- **RECORDS SUPPLIED**:
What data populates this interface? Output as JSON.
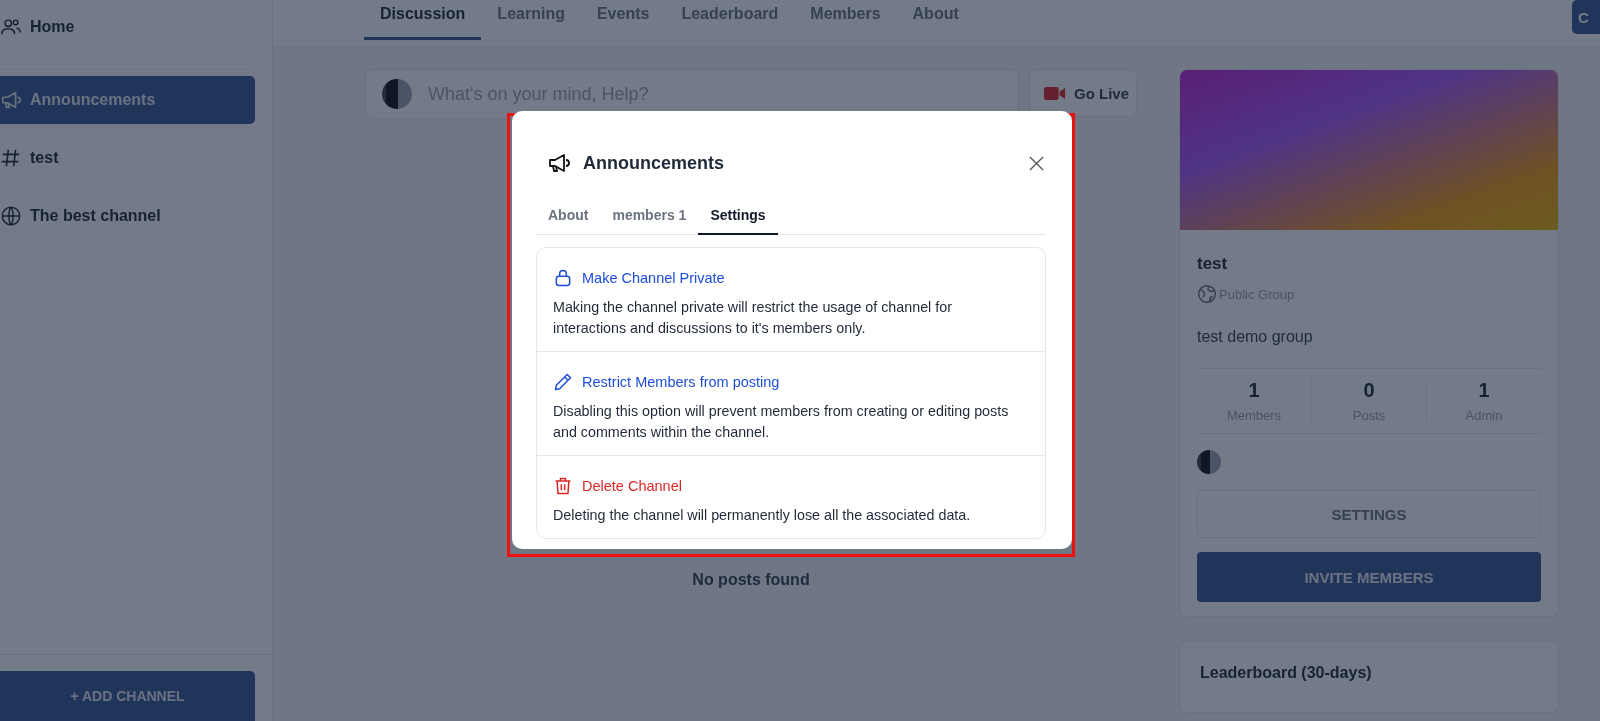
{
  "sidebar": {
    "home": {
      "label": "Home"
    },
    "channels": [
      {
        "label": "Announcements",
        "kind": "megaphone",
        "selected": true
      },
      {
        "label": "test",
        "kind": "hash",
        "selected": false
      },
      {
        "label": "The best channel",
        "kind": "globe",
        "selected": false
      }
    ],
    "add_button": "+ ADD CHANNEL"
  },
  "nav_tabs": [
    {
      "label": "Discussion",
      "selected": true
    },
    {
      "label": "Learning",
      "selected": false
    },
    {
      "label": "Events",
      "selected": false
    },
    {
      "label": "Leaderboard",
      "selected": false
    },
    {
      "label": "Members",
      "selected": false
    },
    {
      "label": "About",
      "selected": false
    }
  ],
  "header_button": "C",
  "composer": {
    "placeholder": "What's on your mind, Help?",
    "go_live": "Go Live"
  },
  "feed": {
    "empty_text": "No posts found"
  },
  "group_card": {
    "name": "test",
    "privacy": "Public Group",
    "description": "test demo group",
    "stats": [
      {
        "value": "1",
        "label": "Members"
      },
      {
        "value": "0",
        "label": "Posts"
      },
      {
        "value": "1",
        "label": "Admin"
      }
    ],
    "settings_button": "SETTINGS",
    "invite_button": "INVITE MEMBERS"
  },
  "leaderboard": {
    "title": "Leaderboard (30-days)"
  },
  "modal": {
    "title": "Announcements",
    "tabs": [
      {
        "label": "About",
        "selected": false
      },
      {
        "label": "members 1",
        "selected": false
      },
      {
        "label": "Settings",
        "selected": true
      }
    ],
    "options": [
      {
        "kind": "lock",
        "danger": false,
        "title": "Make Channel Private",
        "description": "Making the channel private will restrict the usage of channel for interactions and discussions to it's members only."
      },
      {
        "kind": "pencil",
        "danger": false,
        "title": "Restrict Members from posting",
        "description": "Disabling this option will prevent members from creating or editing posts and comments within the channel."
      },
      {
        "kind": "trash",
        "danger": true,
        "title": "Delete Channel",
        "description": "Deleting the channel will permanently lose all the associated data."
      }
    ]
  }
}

---

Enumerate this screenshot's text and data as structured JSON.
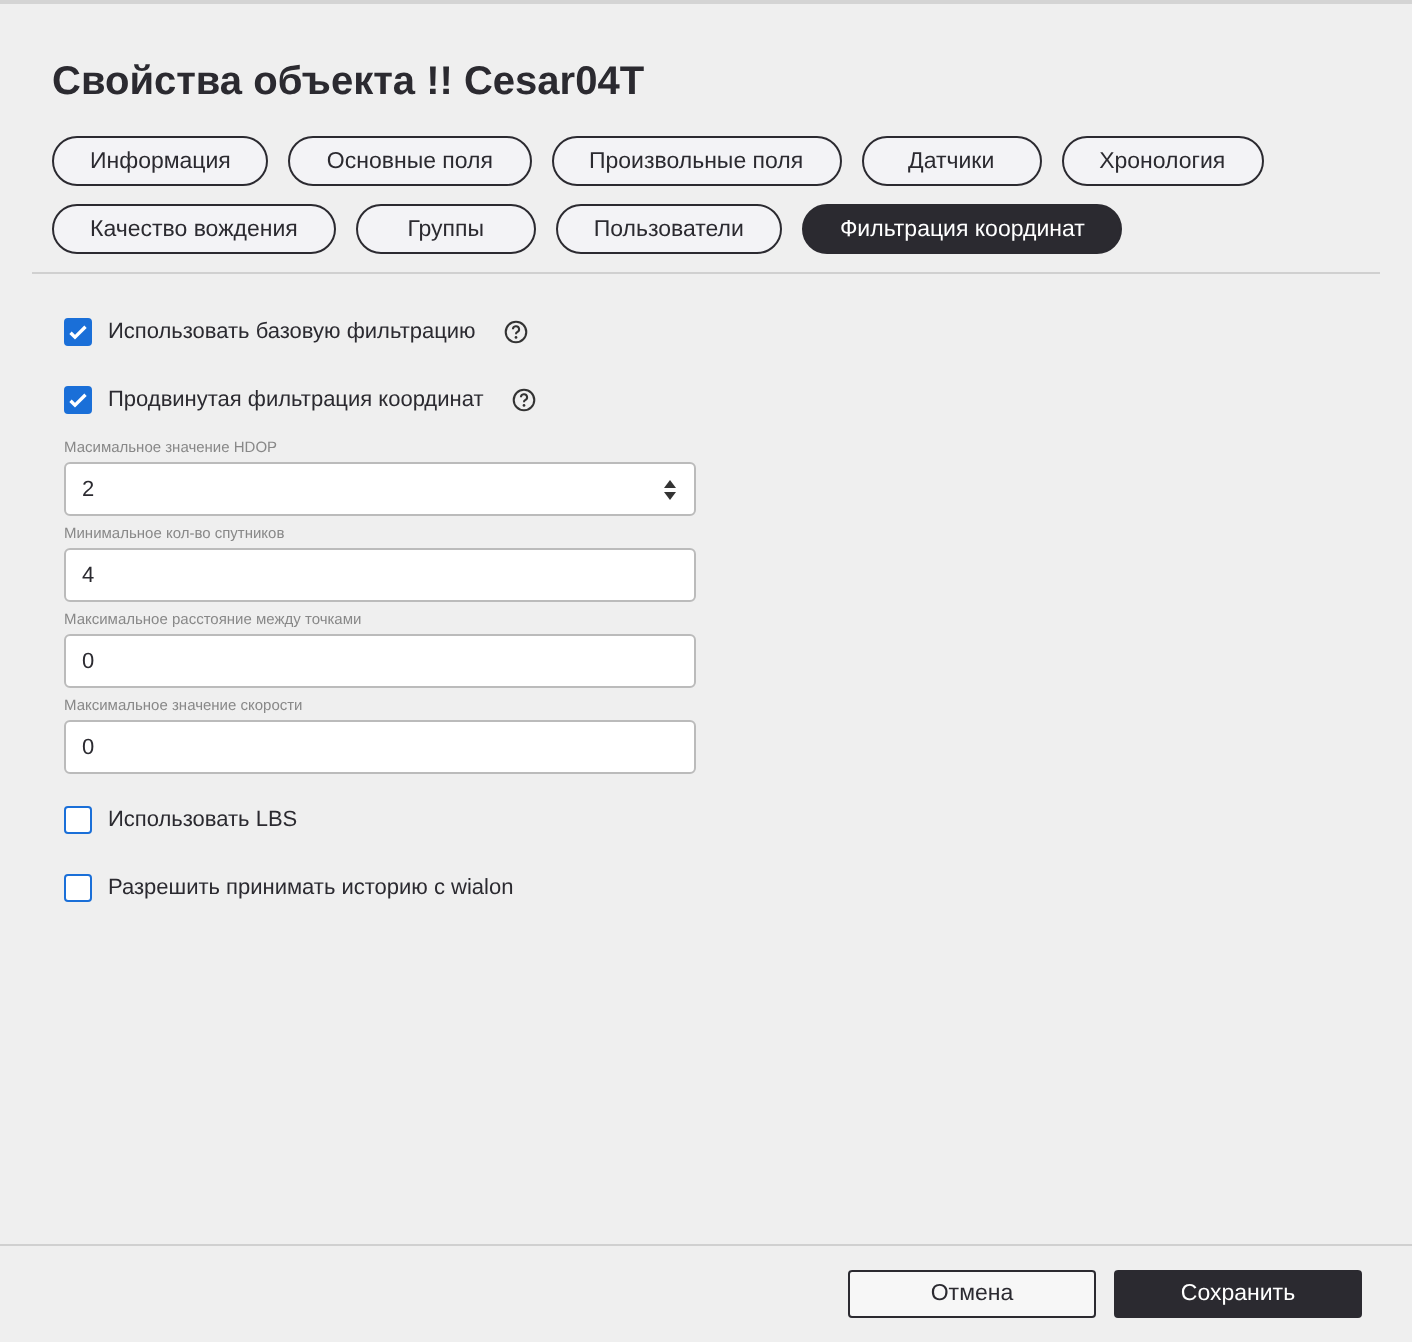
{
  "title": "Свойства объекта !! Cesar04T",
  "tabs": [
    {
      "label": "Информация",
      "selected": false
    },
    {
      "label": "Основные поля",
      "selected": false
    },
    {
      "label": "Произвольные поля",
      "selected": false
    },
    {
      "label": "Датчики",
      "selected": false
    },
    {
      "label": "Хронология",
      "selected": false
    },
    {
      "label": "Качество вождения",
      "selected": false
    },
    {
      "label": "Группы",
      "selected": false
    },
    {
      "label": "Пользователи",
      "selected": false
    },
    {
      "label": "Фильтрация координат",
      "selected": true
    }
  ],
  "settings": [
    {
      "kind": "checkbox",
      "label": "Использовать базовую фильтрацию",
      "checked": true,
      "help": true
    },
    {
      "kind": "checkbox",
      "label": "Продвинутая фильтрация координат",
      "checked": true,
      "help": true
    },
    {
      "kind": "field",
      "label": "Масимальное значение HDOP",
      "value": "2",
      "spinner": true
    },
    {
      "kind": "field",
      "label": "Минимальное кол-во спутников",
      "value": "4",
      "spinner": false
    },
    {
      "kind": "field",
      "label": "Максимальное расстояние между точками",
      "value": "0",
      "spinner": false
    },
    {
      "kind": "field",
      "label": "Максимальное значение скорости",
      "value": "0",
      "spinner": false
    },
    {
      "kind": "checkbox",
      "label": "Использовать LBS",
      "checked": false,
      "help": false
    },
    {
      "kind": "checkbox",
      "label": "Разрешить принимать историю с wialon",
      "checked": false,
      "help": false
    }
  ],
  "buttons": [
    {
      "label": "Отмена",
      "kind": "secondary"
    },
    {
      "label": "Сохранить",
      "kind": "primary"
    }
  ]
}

- **WHAT THE TASK ASKS**: Count how many lines of the listing above include "description" and report that number alone.

- **WRITTEN SOLUTION**: 4